-- begin --
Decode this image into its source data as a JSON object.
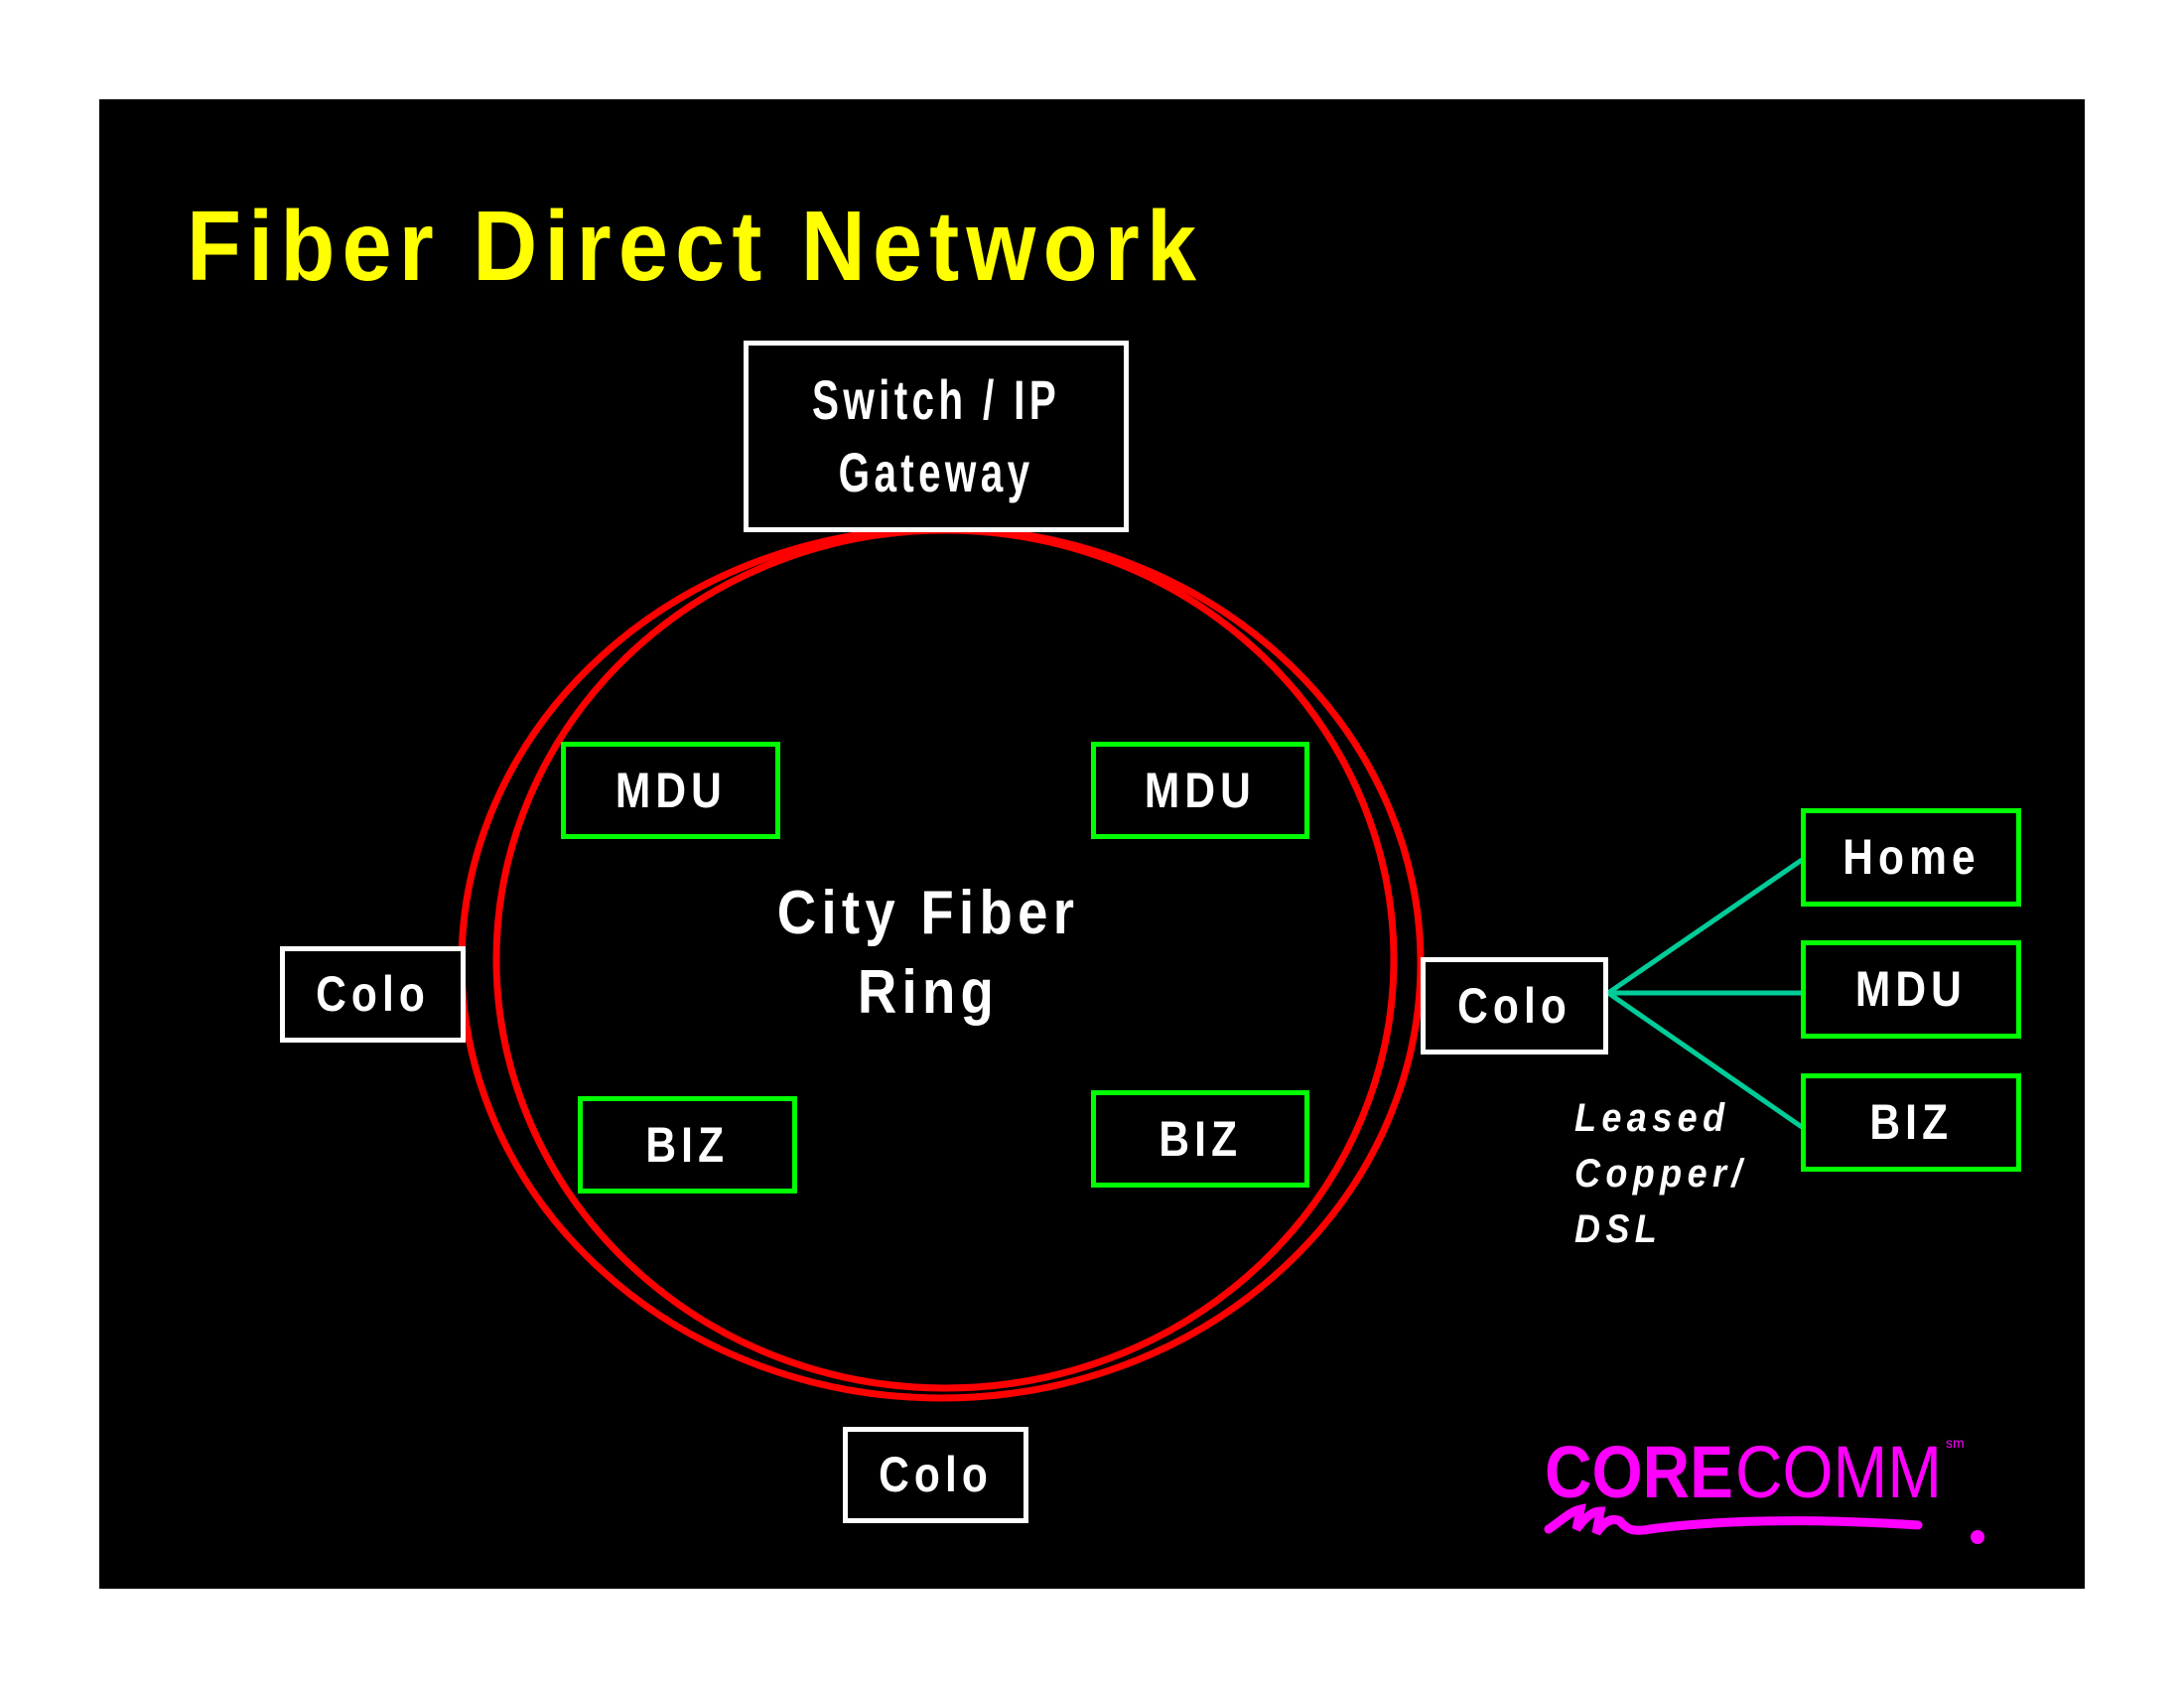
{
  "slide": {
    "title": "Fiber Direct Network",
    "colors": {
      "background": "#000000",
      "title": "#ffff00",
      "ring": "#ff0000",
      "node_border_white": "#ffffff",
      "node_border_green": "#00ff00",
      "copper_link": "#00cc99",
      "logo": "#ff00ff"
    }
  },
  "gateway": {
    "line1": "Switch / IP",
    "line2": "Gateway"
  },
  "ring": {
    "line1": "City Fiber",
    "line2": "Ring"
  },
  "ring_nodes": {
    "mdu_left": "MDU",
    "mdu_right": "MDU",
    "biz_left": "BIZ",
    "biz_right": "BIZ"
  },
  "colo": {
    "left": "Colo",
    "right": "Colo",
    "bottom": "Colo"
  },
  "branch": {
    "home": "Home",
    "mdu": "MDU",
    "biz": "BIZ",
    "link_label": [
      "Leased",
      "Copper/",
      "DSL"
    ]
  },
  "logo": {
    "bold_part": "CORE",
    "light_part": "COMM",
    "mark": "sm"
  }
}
-- end --
### Your objective
Gather from the entries above all lines that include the string "Fiber".

### Result of the exercise
    "title": "Fiber Direct Network",
    "line1": "City Fiber",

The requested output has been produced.